Dataset items:
= = = =

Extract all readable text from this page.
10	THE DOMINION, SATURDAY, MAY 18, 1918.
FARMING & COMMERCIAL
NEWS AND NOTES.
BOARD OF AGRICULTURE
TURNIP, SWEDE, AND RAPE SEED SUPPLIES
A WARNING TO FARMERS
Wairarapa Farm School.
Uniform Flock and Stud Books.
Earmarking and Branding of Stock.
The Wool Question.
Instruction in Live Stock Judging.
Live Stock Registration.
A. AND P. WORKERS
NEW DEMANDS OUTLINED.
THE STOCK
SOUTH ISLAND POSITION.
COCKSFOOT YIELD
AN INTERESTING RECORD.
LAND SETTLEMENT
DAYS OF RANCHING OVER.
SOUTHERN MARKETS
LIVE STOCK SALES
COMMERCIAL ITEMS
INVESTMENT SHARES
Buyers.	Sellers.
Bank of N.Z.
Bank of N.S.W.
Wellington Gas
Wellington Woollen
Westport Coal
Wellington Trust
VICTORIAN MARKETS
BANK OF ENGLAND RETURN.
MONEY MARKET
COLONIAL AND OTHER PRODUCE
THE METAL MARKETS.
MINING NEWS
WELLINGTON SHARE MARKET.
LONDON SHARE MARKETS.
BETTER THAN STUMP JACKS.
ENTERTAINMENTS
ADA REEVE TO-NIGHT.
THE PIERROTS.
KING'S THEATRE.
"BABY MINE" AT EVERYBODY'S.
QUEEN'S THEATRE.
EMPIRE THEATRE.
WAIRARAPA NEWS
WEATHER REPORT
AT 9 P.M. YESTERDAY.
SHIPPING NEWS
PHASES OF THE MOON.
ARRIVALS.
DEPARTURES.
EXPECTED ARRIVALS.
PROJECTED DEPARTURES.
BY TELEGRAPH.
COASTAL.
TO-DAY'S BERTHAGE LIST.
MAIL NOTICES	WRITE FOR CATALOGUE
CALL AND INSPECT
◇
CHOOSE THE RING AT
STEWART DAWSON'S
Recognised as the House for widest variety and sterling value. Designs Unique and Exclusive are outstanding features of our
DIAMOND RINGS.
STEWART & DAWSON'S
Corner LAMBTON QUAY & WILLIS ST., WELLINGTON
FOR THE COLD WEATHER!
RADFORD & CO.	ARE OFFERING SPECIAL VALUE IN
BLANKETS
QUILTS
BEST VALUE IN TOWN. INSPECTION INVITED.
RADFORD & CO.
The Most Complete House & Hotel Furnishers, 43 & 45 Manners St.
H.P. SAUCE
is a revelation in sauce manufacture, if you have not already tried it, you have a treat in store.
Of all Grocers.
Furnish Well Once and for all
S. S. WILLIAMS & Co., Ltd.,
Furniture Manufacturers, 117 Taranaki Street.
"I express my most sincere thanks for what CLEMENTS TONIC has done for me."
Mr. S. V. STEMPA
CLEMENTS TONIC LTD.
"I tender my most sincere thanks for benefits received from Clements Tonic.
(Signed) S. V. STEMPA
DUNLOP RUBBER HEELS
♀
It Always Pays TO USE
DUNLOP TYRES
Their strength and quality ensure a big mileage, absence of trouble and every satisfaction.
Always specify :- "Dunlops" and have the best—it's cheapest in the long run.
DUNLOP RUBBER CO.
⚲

= = = =

§ **Given exercise**
Copy every line above in which the string "WEATHER" shows up.

§ **Solution**
WEATHER REPORT
FOR THE COLD WEATHER!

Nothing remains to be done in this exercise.